• [Short problem] Reproduce the records below in their entirety, character for character.

• [Raw records]
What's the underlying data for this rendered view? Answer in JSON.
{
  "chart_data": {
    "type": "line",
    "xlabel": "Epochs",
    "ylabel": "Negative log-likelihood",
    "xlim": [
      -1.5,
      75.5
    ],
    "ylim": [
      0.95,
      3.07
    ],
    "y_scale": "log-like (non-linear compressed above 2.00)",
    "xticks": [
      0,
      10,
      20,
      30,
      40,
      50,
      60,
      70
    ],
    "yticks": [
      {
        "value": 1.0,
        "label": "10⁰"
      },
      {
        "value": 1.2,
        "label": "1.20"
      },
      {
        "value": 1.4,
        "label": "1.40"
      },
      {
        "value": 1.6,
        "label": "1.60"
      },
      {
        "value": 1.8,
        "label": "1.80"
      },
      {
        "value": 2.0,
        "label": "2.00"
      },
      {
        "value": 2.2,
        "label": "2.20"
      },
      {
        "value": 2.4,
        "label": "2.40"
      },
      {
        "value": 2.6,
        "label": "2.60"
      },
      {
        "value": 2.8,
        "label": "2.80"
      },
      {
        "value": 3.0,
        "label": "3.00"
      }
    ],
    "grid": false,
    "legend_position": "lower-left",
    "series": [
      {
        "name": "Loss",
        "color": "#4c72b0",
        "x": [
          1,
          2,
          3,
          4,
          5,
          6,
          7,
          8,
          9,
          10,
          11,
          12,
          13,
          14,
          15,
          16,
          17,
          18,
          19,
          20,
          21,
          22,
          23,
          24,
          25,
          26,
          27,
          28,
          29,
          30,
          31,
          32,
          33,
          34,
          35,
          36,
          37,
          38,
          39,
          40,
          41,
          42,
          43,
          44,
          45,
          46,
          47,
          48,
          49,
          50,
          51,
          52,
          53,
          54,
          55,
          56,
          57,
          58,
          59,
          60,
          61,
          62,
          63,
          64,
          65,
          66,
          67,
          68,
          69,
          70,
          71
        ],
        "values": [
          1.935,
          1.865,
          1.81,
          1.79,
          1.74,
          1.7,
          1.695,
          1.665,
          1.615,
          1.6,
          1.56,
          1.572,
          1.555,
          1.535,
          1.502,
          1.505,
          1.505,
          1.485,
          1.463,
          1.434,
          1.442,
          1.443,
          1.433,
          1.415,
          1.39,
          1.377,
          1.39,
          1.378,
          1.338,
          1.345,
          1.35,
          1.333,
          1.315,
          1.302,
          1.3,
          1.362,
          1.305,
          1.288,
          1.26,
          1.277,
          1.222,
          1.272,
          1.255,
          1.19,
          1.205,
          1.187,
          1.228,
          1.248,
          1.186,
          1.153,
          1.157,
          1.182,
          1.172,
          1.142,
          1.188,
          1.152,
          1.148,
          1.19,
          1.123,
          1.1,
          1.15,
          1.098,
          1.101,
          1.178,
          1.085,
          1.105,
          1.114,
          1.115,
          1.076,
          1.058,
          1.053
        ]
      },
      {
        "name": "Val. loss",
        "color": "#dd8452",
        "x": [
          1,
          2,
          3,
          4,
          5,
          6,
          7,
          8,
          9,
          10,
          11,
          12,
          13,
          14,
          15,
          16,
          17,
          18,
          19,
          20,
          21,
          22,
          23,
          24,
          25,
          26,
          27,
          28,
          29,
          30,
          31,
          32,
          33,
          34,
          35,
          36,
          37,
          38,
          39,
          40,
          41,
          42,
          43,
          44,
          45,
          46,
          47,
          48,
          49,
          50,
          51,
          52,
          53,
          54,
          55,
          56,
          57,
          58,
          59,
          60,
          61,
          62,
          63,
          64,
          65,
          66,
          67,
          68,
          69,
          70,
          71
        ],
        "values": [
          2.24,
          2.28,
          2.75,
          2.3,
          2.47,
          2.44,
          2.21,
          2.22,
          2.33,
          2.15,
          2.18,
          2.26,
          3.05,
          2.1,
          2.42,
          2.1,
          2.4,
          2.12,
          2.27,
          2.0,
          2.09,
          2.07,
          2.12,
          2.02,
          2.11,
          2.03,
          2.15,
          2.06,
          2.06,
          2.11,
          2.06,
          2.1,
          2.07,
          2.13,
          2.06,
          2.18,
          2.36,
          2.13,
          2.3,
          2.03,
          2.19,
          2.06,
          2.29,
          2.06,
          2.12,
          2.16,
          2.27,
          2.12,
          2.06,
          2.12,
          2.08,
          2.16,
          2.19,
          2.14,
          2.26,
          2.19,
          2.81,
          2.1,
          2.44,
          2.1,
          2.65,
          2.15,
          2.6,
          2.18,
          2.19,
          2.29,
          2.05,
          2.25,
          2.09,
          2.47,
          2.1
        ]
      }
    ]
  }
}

• [The response]
What's the underlying data for this rendered view? Answer in JSON.
{
  "chart_data": {
    "type": "line",
    "xlabel": "Epochs",
    "ylabel": "Negative log-likelihood",
    "xlim": [
      -1.5,
      75.5
    ],
    "ylim": [
      0.95,
      3.07
    ],
    "y_scale": "log-like (non-linear compressed above 2.00)",
    "xticks": [
      0,
      10,
      20,
      30,
      40,
      50,
      60,
      70
    ],
    "yticks": [
      {
        "value": 1.0,
        "label": "10⁰"
      },
      {
        "value": 1.2,
        "label": "1.20"
      },
      {
        "value": 1.4,
        "label": "1.40"
      },
      {
        "value": 1.6,
        "label": "1.60"
      },
      {
        "value": 1.8,
        "label": "1.80"
      },
      {
        "value": 2.0,
        "label": "2.00"
      },
      {
        "value": 2.2,
        "label": "2.20"
      },
      {
        "value": 2.4,
        "label": "2.40"
      },
      {
        "value": 2.6,
        "label": "2.60"
      },
      {
        "value": 2.8,
        "label": "2.80"
      },
      {
        "value": 3.0,
        "label": "3.00"
      }
    ],
    "grid": false,
    "legend_position": "lower-left",
    "series": [
      {
        "name": "Loss",
        "color": "#4c72b0",
        "x": [
          1,
          2,
          3,
          4,
          5,
          6,
          7,
          8,
          9,
          10,
          11,
          12,
          13,
          14,
          15,
          16,
          17,
          18,
          19,
          20,
          21,
          22,
          23,
          24,
          25,
          26,
          27,
          28,
          29,
          30,
          31,
          32,
          33,
          34,
          35,
          36,
          37,
          38,
          39,
          40,
          41,
          42,
          43,
          44,
          45,
          46,
          47,
          48,
          49,
          50,
          51,
          52,
          53,
          54,
          55,
          56,
          57,
          58,
          59,
          60,
          61,
          62,
          63,
          64,
          65,
          66,
          67,
          68,
          69,
          70,
          71
        ],
        "values": [
          1.935,
          1.865,
          1.81,
          1.79,
          1.74,
          1.7,
          1.695,
          1.665,
          1.615,
          1.6,
          1.56,
          1.572,
          1.555,
          1.535,
          1.502,
          1.505,
          1.505,
          1.485,
          1.463,
          1.434,
          1.442,
          1.443,
          1.433,
          1.415,
          1.39,
          1.377,
          1.39,
          1.378,
          1.338,
          1.345,
          1.35,
          1.333,
          1.315,
          1.302,
          1.3,
          1.362,
          1.305,
          1.288,
          1.26,
          1.277,
          1.222,
          1.272,
          1.255,
          1.19,
          1.205,
          1.187,
          1.228,
          1.248,
          1.186,
          1.153,
          1.157,
          1.182,
          1.172,
          1.142,
          1.188,
          1.152,
          1.148,
          1.19,
          1.123,
          1.1,
          1.15,
          1.098,
          1.101,
          1.178,
          1.085,
          1.105,
          1.114,
          1.115,
          1.076,
          1.058,
          1.053
        ]
      },
      {
        "name": "Val. loss",
        "color": "#dd8452",
        "x": [
          1,
          2,
          3,
          4,
          5,
          6,
          7,
          8,
          9,
          10,
          11,
          12,
          13,
          14,
          15,
          16,
          17,
          18,
          19,
          20,
          21,
          22,
          23,
          24,
          25,
          26,
          27,
          28,
          29,
          30,
          31,
          32,
          33,
          34,
          35,
          36,
          37,
          38,
          39,
          40,
          41,
          42,
          43,
          44,
          45,
          46,
          47,
          48,
          49,
          50,
          51,
          52,
          53,
          54,
          55,
          56,
          57,
          58,
          59,
          60,
          61,
          62,
          63,
          64,
          65,
          66,
          67,
          68,
          69,
          70,
          71
        ],
        "values": [
          2.24,
          2.28,
          2.75,
          2.3,
          2.47,
          2.44,
          2.21,
          2.22,
          2.33,
          2.15,
          2.18,
          2.26,
          3.05,
          2.1,
          2.42,
          2.1,
          2.4,
          2.12,
          2.27,
          2.0,
          2.09,
          2.07,
          2.12,
          2.02,
          2.11,
          2.03,
          2.15,
          2.06,
          2.06,
          2.11,
          2.06,
          2.1,
          2.07,
          2.13,
          2.06,
          2.18,
          2.36,
          2.13,
          2.3,
          2.03,
          2.19,
          2.06,
          2.29,
          2.06,
          2.12,
          2.16,
          2.27,
          2.12,
          2.06,
          2.12,
          2.08,
          2.16,
          2.19,
          2.14,
          2.26,
          2.19,
          2.81,
          2.1,
          2.44,
          2.1,
          2.65,
          2.15,
          2.6,
          2.18,
          2.19,
          2.29,
          2.05,
          2.25,
          2.09,
          2.47,
          2.1
        ]
      }
    ]
  }
}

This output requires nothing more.